Extracted records
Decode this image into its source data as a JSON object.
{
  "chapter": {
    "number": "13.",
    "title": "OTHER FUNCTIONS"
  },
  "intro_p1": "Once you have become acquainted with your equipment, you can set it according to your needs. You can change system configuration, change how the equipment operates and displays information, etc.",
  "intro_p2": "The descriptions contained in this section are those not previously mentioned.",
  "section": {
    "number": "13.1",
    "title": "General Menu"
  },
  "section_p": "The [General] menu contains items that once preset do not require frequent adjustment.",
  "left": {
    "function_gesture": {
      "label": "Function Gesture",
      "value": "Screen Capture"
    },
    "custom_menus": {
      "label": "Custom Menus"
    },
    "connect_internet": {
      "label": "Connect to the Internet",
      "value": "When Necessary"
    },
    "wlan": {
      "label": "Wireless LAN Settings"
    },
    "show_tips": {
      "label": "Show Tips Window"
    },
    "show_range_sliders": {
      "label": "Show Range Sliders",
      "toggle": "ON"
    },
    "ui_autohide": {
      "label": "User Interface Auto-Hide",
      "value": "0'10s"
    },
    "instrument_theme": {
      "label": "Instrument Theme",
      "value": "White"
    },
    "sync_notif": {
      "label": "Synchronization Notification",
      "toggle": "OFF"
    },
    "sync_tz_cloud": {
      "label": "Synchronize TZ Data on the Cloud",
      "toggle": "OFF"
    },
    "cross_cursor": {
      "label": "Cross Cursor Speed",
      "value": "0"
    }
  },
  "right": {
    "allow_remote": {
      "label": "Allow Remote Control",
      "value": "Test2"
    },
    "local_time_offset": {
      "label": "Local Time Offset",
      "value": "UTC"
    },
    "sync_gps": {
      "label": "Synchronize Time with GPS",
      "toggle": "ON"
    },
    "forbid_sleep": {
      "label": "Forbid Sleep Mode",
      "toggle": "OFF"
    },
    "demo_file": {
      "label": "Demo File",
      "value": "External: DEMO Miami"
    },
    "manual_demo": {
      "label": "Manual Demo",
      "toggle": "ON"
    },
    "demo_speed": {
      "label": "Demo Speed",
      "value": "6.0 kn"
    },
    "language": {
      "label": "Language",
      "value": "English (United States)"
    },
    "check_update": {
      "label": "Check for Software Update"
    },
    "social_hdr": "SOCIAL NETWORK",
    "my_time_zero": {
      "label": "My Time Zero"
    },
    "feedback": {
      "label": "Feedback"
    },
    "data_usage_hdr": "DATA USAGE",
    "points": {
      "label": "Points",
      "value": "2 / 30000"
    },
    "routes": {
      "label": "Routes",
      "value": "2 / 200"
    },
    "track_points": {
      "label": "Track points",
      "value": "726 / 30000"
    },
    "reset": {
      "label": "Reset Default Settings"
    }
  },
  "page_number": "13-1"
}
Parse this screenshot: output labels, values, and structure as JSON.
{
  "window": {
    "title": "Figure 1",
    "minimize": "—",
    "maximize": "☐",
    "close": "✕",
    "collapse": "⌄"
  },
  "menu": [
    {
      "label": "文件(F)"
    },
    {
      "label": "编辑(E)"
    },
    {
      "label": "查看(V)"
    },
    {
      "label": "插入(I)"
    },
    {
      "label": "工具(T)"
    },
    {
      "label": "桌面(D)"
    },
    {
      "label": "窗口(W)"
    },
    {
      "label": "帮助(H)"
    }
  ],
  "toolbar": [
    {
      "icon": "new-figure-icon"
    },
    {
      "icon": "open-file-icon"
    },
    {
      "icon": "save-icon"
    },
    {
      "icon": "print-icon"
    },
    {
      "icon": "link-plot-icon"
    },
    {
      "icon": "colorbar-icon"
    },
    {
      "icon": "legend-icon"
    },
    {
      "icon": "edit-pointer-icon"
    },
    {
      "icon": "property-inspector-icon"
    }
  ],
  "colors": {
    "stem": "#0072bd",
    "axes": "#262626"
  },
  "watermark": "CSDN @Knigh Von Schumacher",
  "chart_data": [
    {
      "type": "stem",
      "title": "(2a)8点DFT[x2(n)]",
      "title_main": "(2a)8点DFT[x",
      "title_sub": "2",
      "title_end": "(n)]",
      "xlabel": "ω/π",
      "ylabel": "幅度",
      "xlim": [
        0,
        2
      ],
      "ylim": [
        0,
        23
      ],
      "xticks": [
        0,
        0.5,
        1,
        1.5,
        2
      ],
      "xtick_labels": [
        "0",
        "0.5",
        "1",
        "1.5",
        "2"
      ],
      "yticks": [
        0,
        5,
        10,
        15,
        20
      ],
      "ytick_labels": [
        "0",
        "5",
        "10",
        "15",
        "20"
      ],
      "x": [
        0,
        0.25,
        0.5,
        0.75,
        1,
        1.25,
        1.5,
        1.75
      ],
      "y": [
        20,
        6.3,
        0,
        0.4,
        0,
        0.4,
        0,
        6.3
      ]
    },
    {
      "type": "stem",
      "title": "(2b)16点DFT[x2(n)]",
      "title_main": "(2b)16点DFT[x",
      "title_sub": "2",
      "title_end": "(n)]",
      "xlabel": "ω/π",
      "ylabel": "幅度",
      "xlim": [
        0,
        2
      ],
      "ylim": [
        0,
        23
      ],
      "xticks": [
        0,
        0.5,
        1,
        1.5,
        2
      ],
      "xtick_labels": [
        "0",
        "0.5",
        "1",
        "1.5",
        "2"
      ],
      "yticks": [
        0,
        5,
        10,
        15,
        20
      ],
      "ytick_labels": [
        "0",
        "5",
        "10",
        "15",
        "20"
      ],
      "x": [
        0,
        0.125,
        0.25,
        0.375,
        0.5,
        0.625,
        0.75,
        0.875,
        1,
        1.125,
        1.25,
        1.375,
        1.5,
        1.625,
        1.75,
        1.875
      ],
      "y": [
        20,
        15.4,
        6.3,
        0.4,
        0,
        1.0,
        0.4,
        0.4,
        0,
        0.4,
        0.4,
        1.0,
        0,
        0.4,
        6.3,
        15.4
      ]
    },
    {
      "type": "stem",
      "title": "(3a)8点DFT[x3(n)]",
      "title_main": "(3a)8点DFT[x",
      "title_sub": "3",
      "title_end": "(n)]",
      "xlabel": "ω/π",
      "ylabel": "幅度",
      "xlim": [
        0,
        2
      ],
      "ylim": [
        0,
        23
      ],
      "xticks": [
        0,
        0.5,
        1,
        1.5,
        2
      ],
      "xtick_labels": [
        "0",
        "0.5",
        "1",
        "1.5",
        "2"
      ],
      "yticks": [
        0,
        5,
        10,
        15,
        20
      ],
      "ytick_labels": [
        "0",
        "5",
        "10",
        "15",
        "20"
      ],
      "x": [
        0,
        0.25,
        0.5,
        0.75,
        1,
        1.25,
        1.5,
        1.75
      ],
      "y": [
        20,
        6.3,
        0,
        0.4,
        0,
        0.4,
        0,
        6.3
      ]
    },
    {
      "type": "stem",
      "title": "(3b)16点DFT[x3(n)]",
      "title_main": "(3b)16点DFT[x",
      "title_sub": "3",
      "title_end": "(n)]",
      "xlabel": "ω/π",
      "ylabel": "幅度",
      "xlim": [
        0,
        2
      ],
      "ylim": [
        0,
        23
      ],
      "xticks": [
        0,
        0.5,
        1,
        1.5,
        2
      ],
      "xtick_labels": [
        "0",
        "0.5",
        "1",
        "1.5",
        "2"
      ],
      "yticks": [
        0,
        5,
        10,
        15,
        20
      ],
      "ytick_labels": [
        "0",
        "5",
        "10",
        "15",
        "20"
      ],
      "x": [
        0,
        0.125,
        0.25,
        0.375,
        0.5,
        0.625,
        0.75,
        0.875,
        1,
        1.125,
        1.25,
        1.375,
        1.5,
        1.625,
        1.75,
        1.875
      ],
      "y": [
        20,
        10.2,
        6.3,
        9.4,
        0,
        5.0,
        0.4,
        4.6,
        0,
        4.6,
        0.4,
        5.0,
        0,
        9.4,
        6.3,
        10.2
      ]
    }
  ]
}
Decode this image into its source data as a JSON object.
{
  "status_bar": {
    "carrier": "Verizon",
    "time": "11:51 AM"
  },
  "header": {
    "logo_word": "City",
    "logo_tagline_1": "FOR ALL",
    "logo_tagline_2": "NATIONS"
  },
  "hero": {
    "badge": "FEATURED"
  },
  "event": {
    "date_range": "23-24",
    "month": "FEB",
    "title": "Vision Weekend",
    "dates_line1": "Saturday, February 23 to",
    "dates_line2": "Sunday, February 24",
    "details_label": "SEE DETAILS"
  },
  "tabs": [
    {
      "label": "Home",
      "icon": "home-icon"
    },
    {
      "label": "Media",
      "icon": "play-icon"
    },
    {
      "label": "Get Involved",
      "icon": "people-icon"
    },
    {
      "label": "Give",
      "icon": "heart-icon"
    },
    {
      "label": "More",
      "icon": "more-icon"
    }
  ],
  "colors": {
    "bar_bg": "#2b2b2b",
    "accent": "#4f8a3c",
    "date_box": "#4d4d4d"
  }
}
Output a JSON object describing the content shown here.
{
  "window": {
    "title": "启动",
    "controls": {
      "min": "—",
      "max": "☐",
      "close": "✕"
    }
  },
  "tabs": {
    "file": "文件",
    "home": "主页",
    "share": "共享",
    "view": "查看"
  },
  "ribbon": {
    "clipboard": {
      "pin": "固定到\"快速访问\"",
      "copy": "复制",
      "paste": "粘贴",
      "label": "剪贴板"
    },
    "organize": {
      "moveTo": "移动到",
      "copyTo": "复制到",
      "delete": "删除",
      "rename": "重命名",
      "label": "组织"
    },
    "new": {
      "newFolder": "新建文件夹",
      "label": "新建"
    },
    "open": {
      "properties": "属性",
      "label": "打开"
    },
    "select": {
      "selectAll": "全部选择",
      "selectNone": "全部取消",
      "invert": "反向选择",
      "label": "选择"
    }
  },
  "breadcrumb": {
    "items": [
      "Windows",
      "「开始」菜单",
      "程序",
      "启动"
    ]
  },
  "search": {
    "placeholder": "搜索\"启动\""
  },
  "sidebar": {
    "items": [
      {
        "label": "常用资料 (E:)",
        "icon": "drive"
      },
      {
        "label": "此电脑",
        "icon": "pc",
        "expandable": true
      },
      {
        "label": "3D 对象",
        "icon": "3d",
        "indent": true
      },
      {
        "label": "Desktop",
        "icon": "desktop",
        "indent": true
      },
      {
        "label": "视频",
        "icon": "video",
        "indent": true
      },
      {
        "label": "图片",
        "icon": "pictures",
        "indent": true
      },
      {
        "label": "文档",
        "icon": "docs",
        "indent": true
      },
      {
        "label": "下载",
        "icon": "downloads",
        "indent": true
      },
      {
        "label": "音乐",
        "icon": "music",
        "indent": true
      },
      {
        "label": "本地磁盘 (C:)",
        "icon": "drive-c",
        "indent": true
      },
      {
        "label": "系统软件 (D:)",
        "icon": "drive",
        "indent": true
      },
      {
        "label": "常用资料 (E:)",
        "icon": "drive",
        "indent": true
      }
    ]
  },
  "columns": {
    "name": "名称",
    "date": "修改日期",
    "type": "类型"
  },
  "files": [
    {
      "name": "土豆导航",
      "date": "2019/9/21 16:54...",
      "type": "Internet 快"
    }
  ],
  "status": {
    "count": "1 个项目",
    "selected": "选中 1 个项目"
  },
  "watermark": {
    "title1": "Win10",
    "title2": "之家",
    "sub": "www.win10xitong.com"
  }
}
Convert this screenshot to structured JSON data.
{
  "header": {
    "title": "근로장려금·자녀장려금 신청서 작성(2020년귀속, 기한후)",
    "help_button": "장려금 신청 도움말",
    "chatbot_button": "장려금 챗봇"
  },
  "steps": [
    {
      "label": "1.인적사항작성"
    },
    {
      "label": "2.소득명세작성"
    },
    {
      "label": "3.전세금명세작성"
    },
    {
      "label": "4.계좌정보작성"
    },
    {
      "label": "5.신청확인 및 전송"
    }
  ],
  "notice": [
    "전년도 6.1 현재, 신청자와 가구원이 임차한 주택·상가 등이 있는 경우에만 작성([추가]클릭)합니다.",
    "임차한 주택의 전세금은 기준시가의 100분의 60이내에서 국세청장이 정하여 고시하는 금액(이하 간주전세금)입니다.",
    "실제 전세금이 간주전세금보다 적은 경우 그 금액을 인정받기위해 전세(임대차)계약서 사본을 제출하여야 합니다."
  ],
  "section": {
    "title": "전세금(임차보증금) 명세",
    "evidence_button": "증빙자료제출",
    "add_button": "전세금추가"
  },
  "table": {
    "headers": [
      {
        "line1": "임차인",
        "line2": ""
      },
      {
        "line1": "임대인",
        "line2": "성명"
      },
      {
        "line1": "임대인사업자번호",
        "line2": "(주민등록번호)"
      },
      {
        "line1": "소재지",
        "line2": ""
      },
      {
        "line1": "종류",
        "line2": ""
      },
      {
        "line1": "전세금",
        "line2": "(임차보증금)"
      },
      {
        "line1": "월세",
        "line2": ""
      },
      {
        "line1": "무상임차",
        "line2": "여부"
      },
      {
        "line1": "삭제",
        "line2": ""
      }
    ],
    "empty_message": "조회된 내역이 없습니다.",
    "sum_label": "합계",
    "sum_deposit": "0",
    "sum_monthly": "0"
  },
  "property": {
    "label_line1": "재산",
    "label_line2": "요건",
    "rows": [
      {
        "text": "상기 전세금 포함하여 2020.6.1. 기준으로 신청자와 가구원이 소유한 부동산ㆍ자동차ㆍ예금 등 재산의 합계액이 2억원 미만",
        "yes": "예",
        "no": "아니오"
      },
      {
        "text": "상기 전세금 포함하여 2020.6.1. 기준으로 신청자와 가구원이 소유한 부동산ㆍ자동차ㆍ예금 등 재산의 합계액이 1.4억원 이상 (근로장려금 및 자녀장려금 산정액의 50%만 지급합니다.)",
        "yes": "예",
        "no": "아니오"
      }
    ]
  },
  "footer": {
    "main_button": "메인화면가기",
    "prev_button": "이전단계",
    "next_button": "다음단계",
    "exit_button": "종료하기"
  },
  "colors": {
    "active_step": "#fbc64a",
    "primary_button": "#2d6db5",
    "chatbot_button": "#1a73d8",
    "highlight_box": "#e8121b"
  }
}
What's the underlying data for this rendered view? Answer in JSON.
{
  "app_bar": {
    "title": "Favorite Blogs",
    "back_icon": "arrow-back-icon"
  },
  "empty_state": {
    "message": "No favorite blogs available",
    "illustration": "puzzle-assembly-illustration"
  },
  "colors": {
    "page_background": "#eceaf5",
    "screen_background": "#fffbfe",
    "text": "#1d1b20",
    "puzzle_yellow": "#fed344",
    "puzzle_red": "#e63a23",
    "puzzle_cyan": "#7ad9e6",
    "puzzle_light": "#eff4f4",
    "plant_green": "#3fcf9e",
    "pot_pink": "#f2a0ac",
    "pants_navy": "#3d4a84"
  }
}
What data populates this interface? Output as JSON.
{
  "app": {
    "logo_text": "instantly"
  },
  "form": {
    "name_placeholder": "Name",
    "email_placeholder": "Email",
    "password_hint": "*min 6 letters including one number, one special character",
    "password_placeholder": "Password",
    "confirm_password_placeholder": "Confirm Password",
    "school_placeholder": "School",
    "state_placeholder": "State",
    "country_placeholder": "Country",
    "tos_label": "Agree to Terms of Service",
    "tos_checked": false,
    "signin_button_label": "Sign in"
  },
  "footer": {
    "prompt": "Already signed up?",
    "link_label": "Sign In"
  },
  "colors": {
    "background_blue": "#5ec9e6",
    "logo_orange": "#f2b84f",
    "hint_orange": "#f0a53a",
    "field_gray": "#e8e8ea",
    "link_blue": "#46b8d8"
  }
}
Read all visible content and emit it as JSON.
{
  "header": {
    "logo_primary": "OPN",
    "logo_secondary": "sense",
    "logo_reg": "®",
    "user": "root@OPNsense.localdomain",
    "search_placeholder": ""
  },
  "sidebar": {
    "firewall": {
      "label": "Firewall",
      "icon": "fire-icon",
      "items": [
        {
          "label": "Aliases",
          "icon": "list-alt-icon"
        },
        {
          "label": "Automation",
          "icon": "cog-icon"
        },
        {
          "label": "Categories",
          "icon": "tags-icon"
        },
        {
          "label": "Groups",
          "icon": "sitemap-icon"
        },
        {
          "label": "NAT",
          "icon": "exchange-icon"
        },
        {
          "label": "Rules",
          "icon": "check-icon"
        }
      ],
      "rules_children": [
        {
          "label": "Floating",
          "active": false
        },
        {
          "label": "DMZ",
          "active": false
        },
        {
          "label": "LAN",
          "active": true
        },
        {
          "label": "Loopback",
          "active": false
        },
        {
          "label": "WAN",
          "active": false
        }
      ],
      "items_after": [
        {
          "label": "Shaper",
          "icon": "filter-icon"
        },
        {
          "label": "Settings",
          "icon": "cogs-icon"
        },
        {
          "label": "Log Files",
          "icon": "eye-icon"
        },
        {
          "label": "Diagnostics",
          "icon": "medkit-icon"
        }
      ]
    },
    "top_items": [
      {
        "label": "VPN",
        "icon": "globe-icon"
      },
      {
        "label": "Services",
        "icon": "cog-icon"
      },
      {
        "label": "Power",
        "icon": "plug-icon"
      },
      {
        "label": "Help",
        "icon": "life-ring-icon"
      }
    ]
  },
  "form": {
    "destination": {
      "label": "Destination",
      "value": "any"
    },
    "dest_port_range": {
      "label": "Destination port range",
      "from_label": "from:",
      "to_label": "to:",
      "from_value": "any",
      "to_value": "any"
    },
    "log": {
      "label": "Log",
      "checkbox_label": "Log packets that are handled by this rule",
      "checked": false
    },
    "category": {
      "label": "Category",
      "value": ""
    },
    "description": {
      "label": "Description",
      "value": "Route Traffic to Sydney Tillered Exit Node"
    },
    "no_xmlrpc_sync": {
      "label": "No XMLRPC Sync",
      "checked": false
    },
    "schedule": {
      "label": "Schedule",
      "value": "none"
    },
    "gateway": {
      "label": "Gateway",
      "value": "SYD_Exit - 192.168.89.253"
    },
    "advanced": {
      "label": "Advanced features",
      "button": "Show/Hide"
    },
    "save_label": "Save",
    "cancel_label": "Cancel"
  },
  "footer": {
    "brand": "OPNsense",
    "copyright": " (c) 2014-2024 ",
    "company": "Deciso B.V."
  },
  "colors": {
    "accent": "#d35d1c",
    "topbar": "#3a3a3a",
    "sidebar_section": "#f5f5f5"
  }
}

STATED TASK
Show every line above in which the word "screenshot" occurs.

REPLY TO THE TASK
Parse this screenshot: output labels, values, and structure as JSON.
Convert this screenshot to structured JSON data.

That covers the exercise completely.